■ **Work to do**: All of the material should be reproduced exactly, with pictures left out.

>>>>>

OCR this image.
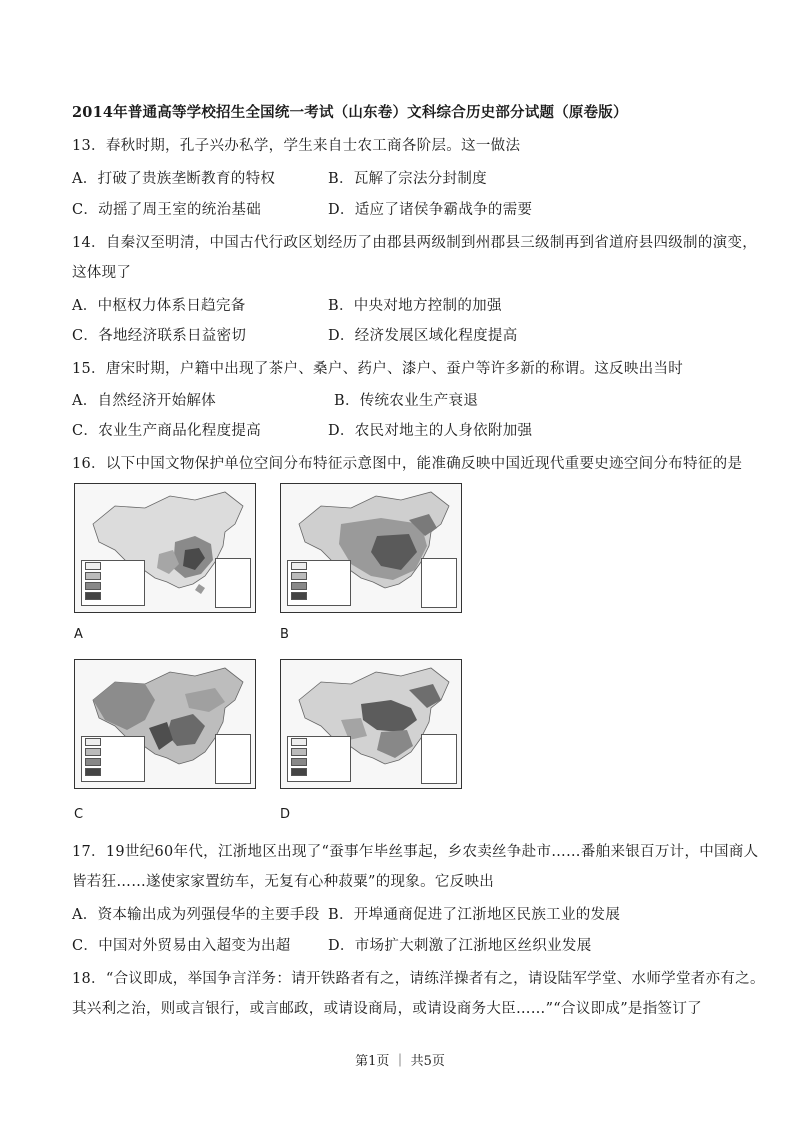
2014年普通高等学校招生全国统一考试（山东卷）文科综合历史部分试题（原卷版）
13．春秋时期，孔子兴办私学，学生来自士农工商各阶层。这一做法
A．打破了贵族垄断教育的特权	B．瓦解了宗法分封制度
C．动摇了周王室的统治基础	D．适应了诸侯争霸战争的需要
14．自秦汉至明清，中国古代行政区划经历了由郡县两级制到州郡县三级制再到省道府县四级制的演变，
这体现了
A．中枢权力体系日趋完备	B．中央对地方控制的加强
C．各地经济联系日益密切	D．经济发展区域化程度提高
15．唐宋时期，户籍中出现了茶户、桑户、药户、漆户、蚕户等许多新的称谓。这反映出当时
A．自然经济开始解体	B．传统农业生产衰退
C．农业生产商品化程度提高	D．农民对地主的人身依附加强
16．以下中国文物保护单位空间分布特征示意图中，能准确反映中国近现代重要史迹空间分布特征的是
A	B
C	D
17．19世纪60年代，江浙地区出现了“蚕事乍毕丝事起，乡农卖丝争赴市……番舶来银百万计，中国商人
皆若狂……遂使家家置纺车，无复有心种菽粟”的现象。它反映出
A．资本输出成为列强侵华的主要手段 B．开埠通商促进了江浙地区民族工业的发展
C．中国对外贸易由入超变为出超	D．市场扩大刺激了江浙地区丝织业发展
18．“合议即成，举国争言洋务：请开铁路者有之，请练洋操者有之，请设陆军学堂、水师学堂者亦有之。
其兴利之治，则或言银行，或言邮政，或请设商局，或请设商务大臣……”“合议即成”是指签订了
第1页 ｜ 共5页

<<<<<

■ **Result of the exercise**:
OCR this image.
2014年普通高等学校招生全国统一考试（山东卷）文科综合历史部分试题（原卷版）
13．春秋时期，孔子兴办私学，学生来自士农工商各阶层。这一做法
A．打破了贵族垄断教育的特权	B．瓦解了宗法分封制度
C．动摇了周王室的统治基础	D．适应了诸侯争霸战争的需要
14．自秦汉至明清，中国古代行政区划经历了由郡县两级制到州郡县三级制再到省道府县四级制的演变，
这体现了
A．中枢权力体系日趋完备	B．中央对地方控制的加强
C．各地经济联系日益密切	D．经济发展区域化程度提高
15．唐宋时期，户籍中出现了茶户、桑户、药户、漆户、蚕户等许多新的称谓。这反映出当时
A．自然经济开始解体	B．传统农业生产衰退
C．农业生产商品化程度提高	D．农民对地主的人身依附加强
16．以下中国文物保护单位空间分布特征示意图中，能准确反映中国近现代重要史迹空间分布特征的是
A	B
C	D
17．19世纪60年代，江浙地区出现了“蚕事乍毕丝事起，乡农卖丝争赴市……番舶来银百万计，中国商人
皆若狂……遂使家家置纺车，无复有心种菽粟”的现象。它反映出
A．资本输出成为列强侵华的主要手段 B．开埠通商促进了江浙地区民族工业的发展
C．中国对外贸易由入超变为出超	D．市场扩大刺激了江浙地区丝织业发展
18．“合议即成，举国争言洋务：请开铁路者有之，请练洋操者有之，请设陆军学堂、水师学堂者亦有之。
其兴利之治，则或言银行，或言邮政，或请设商局，或请设商务大臣……”“合议即成”是指签订了
第1页 ｜ 共5页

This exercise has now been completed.